* [Layout records]
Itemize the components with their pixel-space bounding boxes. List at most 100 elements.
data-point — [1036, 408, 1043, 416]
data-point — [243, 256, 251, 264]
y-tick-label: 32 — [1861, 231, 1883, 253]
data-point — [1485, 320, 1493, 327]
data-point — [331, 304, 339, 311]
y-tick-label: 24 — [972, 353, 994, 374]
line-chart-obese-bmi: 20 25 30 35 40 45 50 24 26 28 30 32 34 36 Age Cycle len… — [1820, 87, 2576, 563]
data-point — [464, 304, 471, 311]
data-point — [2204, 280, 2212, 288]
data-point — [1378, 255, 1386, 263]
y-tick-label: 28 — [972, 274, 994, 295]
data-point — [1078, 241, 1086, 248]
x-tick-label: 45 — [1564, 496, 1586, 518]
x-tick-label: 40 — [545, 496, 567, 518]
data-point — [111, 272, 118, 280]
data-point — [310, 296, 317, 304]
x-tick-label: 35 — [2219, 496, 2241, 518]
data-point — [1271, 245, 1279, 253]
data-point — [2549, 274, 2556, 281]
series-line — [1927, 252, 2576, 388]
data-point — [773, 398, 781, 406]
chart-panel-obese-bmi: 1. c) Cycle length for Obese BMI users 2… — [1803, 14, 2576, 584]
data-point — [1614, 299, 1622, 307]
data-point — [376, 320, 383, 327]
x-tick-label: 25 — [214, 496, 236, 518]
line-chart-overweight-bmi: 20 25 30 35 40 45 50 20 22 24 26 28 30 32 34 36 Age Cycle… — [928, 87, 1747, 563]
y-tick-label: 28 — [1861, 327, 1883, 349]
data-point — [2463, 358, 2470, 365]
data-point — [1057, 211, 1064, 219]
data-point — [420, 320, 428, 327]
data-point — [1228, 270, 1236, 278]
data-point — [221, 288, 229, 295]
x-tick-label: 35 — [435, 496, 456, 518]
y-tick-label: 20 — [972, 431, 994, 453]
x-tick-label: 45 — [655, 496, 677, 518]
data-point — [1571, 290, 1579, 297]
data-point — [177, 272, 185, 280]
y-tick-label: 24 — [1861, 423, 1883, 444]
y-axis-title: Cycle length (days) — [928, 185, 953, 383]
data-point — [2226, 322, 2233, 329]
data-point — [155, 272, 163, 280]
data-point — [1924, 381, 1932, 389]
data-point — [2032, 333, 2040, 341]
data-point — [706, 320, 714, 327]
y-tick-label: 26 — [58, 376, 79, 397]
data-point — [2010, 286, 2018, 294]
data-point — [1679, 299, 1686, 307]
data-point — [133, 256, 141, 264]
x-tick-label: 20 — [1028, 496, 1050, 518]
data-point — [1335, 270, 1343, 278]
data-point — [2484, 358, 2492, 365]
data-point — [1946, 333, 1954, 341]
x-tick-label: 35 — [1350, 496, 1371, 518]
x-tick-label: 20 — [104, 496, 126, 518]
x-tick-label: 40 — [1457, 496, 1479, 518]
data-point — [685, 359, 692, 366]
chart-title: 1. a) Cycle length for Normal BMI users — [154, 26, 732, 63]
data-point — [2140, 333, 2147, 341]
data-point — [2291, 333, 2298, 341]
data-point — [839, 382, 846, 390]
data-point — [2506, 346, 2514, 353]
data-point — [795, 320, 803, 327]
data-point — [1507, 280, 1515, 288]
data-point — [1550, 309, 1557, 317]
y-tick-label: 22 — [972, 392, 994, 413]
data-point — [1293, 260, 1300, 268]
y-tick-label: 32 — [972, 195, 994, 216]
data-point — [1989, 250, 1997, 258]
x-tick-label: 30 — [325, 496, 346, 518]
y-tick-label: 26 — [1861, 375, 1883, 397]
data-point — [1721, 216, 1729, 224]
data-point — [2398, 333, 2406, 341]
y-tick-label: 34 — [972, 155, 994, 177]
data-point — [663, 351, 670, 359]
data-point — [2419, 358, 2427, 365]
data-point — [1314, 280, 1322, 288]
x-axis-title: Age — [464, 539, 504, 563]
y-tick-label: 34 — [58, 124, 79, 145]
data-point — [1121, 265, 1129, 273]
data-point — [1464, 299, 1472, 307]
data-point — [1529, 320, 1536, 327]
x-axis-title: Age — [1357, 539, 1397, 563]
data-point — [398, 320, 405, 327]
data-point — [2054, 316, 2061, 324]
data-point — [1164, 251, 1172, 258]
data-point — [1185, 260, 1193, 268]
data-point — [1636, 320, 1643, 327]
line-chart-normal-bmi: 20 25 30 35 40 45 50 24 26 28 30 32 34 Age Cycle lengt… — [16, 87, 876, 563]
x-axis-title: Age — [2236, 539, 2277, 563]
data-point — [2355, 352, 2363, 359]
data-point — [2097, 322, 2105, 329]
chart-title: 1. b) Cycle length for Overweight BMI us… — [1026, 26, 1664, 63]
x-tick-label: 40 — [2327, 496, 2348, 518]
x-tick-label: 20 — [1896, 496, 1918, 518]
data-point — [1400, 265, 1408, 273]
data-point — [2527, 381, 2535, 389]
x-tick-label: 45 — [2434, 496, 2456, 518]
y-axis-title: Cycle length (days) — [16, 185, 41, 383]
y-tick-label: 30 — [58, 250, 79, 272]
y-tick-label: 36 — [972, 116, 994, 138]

...

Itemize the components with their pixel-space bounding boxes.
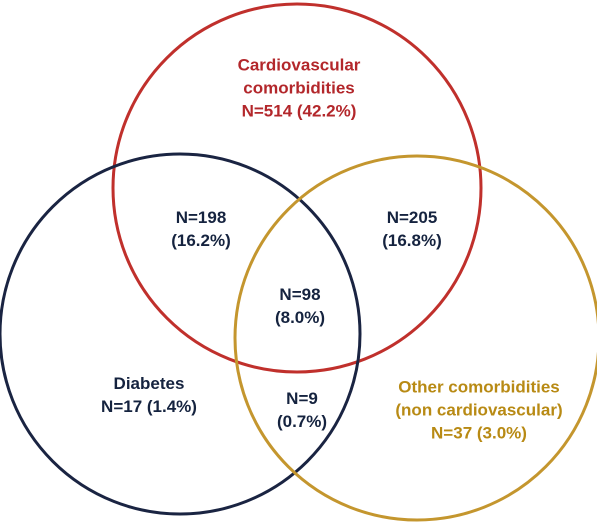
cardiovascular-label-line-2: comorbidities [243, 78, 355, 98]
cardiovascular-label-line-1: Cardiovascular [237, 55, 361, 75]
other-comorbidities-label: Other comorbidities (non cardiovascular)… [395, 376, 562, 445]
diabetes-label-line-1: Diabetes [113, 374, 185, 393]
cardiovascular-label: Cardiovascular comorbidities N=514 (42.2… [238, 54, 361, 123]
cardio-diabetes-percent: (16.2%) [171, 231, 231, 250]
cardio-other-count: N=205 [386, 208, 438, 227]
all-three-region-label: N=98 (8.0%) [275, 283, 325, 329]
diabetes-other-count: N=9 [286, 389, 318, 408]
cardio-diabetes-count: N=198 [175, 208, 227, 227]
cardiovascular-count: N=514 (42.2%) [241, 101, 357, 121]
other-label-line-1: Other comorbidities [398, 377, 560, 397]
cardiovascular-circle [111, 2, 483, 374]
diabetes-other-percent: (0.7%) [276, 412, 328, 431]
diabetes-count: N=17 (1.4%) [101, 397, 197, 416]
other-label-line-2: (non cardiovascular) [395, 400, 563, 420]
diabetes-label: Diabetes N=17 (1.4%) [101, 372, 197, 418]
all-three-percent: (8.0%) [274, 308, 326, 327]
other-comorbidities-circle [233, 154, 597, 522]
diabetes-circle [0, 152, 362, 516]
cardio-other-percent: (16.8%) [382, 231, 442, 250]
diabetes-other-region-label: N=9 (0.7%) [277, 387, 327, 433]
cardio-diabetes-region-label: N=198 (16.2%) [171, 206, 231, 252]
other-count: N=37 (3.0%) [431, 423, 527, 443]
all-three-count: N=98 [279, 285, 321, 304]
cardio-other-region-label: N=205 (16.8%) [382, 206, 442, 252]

* [WORK TO BE COMPLETED] Starting with the line containing "cardiovascular-label-line-2: comorbidities [243, 78, 355, 98]" and going on through the line containing "diabetes-count: N=17 (1.4%)", substitute "conditions" for every "comorbidities" and leave everything else in those lines unchanged.

* [RESPONSE TO THE EXERCISE]
cardiovascular-label-line-2: conditions [243, 78, 355, 98]
cardiovascular-label-line-1: Cardiovascular [237, 55, 361, 75]
other-conditions-label: Other conditions (non cardiovascular)… [395, 376, 562, 445]
diabetes-label-line-1: Diabetes [113, 374, 185, 393]
cardiovascular-label: Cardiovascular conditions N=514 (42.2… [238, 54, 361, 123]
cardio-diabetes-percent: (16.2%) [171, 231, 231, 250]
cardio-other-count: N=205 [386, 208, 438, 227]
all-three-region-label: N=98 (8.0%) [275, 283, 325, 329]
diabetes-other-count: N=9 [286, 389, 318, 408]
cardio-diabetes-count: N=198 [175, 208, 227, 227]
cardiovascular-count: N=514 (42.2%) [241, 101, 357, 121]
other-label-line-1: Other conditions [398, 377, 560, 397]
cardiovascular-circle [111, 2, 483, 374]
diabetes-other-percent: (0.7%) [276, 412, 328, 431]
diabetes-count: N=17 (1.4%) [101, 397, 197, 416]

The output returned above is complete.